▶ _What the task requires_:
Make an exact copy of the records, with the images left out.

--------

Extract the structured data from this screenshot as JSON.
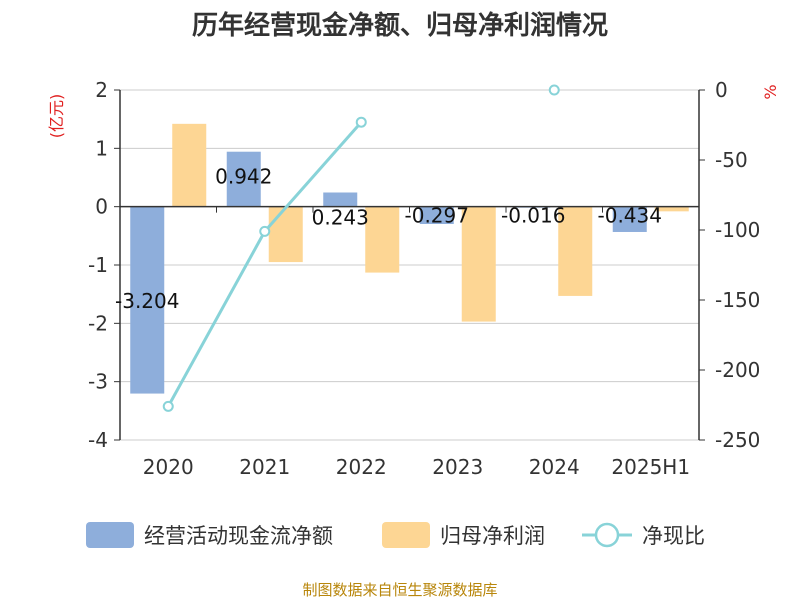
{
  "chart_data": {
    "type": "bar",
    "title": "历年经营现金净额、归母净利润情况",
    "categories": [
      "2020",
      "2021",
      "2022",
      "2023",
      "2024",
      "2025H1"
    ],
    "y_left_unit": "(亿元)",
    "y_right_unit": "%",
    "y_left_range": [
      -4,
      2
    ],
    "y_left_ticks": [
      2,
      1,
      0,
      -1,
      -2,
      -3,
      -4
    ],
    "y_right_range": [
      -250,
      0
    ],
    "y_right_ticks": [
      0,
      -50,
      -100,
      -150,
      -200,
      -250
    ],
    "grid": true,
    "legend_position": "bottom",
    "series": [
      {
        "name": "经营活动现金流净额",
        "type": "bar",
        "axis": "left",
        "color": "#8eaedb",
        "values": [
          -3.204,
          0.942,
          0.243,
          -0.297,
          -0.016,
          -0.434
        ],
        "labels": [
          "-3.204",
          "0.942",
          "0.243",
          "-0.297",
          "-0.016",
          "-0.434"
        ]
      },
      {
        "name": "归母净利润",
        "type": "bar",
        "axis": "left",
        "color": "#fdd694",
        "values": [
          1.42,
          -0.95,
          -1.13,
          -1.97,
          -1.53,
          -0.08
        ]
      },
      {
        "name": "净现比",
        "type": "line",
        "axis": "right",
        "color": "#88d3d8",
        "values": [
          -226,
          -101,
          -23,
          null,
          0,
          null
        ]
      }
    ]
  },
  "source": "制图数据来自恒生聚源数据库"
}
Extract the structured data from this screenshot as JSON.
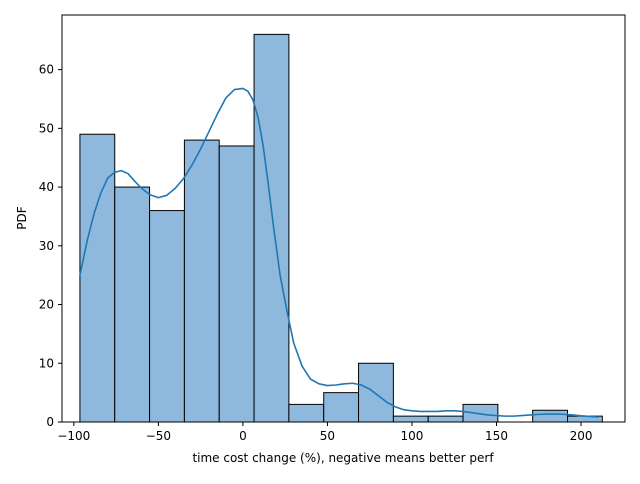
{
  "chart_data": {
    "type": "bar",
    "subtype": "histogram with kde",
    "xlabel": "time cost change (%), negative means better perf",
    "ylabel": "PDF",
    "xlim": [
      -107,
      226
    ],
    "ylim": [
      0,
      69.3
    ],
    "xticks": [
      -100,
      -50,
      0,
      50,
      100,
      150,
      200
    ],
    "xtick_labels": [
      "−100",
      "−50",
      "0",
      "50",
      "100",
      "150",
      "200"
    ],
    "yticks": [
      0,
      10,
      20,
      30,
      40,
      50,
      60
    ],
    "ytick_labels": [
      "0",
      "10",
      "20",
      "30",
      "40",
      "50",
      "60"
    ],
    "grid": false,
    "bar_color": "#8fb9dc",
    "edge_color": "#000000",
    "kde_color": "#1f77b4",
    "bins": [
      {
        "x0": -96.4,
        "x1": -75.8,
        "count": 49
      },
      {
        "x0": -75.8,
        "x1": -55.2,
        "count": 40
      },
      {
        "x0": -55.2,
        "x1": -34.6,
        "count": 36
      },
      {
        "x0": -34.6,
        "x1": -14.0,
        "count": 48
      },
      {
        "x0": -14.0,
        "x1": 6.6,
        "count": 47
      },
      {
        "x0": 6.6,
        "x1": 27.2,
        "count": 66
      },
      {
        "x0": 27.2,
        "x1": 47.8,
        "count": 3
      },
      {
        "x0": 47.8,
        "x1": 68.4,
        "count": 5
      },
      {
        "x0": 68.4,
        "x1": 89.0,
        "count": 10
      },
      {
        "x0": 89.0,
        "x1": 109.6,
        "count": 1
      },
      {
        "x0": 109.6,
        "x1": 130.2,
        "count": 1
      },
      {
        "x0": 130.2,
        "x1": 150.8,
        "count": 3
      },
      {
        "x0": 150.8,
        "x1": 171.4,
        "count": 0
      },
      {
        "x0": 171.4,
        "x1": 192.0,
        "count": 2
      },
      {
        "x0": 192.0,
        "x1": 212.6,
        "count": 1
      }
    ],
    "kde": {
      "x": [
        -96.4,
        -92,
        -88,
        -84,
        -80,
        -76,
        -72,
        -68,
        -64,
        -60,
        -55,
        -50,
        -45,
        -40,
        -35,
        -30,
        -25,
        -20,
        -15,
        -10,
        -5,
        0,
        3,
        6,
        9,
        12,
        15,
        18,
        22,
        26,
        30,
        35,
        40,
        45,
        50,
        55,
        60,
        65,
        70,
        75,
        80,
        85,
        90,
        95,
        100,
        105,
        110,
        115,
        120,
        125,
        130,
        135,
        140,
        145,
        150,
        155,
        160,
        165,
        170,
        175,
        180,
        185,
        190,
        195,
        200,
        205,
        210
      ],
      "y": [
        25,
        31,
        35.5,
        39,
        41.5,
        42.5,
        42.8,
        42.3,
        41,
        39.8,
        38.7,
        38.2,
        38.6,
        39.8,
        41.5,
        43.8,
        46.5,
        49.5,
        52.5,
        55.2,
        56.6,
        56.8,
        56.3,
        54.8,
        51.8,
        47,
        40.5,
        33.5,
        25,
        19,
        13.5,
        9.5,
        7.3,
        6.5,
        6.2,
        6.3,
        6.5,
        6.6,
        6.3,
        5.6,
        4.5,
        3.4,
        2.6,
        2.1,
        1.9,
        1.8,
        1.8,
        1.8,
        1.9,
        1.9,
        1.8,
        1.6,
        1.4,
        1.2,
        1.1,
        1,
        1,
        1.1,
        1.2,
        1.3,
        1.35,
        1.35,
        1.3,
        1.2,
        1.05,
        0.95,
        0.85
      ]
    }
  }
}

--------

▶ _Task response_:
Extract the structured data from this screenshot as JSON.
{
  "chart_data": {
    "type": "bar",
    "title": "历年经营现金净额、归母净利润情况",
    "categories": [
      "2020",
      "2021",
      "2022",
      "2023",
      "2024",
      "2025H1"
    ],
    "y_left_unit": "(亿元)",
    "y_right_unit": "%",
    "y_left_range": [
      -4,
      2
    ],
    "y_left_ticks": [
      2,
      1,
      0,
      -1,
      -2,
      -3,
      -4
    ],
    "y_right_range": [
      -250,
      0
    ],
    "y_right_ticks": [
      0,
      -50,
      -100,
      -150,
      -200,
      -250
    ],
    "grid": true,
    "legend_position": "bottom",
    "series": [
      {
        "name": "经营活动现金流净额",
        "type": "bar",
        "axis": "left",
        "color": "#8eaedb",
        "values": [
          -3.204,
          0.942,
          0.243,
          -0.297,
          -0.016,
          -0.434
        ],
        "labels": [
          "-3.204",
          "0.942",
          "0.243",
          "-0.297",
          "-0.016",
          "-0.434"
        ]
      },
      {
        "name": "归母净利润",
        "type": "bar",
        "axis": "left",
        "color": "#fdd694",
        "values": [
          1.42,
          -0.95,
          -1.13,
          -1.97,
          -1.53,
          -0.08
        ]
      },
      {
        "name": "净现比",
        "type": "line",
        "axis": "right",
        "color": "#88d3d8",
        "values": [
          -226,
          -101,
          -23,
          null,
          0,
          null
        ]
      }
    ]
  },
  "source": "制图数据来自恒生聚源数据库"
}
Extract the structured data from this screenshot as JSON.
{
  "chart_data": {
    "type": "bar",
    "subtype": "histogram with kde",
    "xlabel": "time cost change (%), negative means better perf",
    "ylabel": "PDF",
    "xlim": [
      -107,
      226
    ],
    "ylim": [
      0,
      69.3
    ],
    "xticks": [
      -100,
      -50,
      0,
      50,
      100,
      150,
      200
    ],
    "xtick_labels": [
      "−100",
      "−50",
      "0",
      "50",
      "100",
      "150",
      "200"
    ],
    "yticks": [
      0,
      10,
      20,
      30,
      40,
      50,
      60
    ],
    "ytick_labels": [
      "0",
      "10",
      "20",
      "30",
      "40",
      "50",
      "60"
    ],
    "grid": false,
    "bar_color": "#8fb9dc",
    "edge_color": "#000000",
    "kde_color": "#1f77b4",
    "bins": [
      {
        "x0": -96.4,
        "x1": -75.8,
        "count": 49
      },
      {
        "x0": -75.8,
        "x1": -55.2,
        "count": 40
      },
      {
        "x0": -55.2,
        "x1": -34.6,
        "count": 36
      },
      {
        "x0": -34.6,
        "x1": -14.0,
        "count": 48
      },
      {
        "x0": -14.0,
        "x1": 6.6,
        "count": 47
      },
      {
        "x0": 6.6,
        "x1": 27.2,
        "count": 66
      },
      {
        "x0": 27.2,
        "x1": 47.8,
        "count": 3
      },
      {
        "x0": 47.8,
        "x1": 68.4,
        "count": 5
      },
      {
        "x0": 68.4,
        "x1": 89.0,
        "count": 10
      },
      {
        "x0": 89.0,
        "x1": 109.6,
        "count": 1
      },
      {
        "x0": 109.6,
        "x1": 130.2,
        "count": 1
      },
      {
        "x0": 130.2,
        "x1": 150.8,
        "count": 3
      },
      {
        "x0": 150.8,
        "x1": 171.4,
        "count": 0
      },
      {
        "x0": 171.4,
        "x1": 192.0,
        "count": 2
      },
      {
        "x0": 192.0,
        "x1": 212.6,
        "count": 1
      }
    ],
    "kde": {
      "x": [
        -96.4,
        -92,
        -88,
        -84,
        -80,
        -76,
        -72,
        -68,
        -64,
        -60,
        -55,
        -50,
        -45,
        -40,
        -35,
        -30,
        -25,
        -20,
        -15,
        -10,
        -5,
        0,
        3,
        6,
        9,
        12,
        15,
        18,
        22,
        26,
        30,
        35,
        40,
        45,
        50,
        55,
        60,
        65,
        70,
        75,
        80,
        85,
        90,
        95,
        100,
        105,
        110,
        115,
        120,
        125,
        130,
        135,
        140,
        145,
        150,
        155,
        160,
        165,
        170,
        175,
        180,
        185,
        190,
        195,
        200,
        205,
        210
      ],
      "y": [
        25,
        31,
        35.5,
        39,
        41.5,
        42.5,
        42.8,
        42.3,
        41,
        39.8,
        38.7,
        38.2,
        38.6,
        39.8,
        41.5,
        43.8,
        46.5,
        49.5,
        52.5,
        55.2,
        56.6,
        56.8,
        56.3,
        54.8,
        51.8,
        47,
        40.5,
        33.5,
        25,
        19,
        13.5,
        9.5,
        7.3,
        6.5,
        6.2,
        6.3,
        6.5,
        6.6,
        6.3,
        5.6,
        4.5,
        3.4,
        2.6,
        2.1,
        1.9,
        1.8,
        1.8,
        1.8,
        1.9,
        1.9,
        1.8,
        1.6,
        1.4,
        1.2,
        1.1,
        1,
        1,
        1.1,
        1.2,
        1.3,
        1.35,
        1.35,
        1.3,
        1.2,
        1.05,
        0.95,
        0.85
      ]
    }
  }
}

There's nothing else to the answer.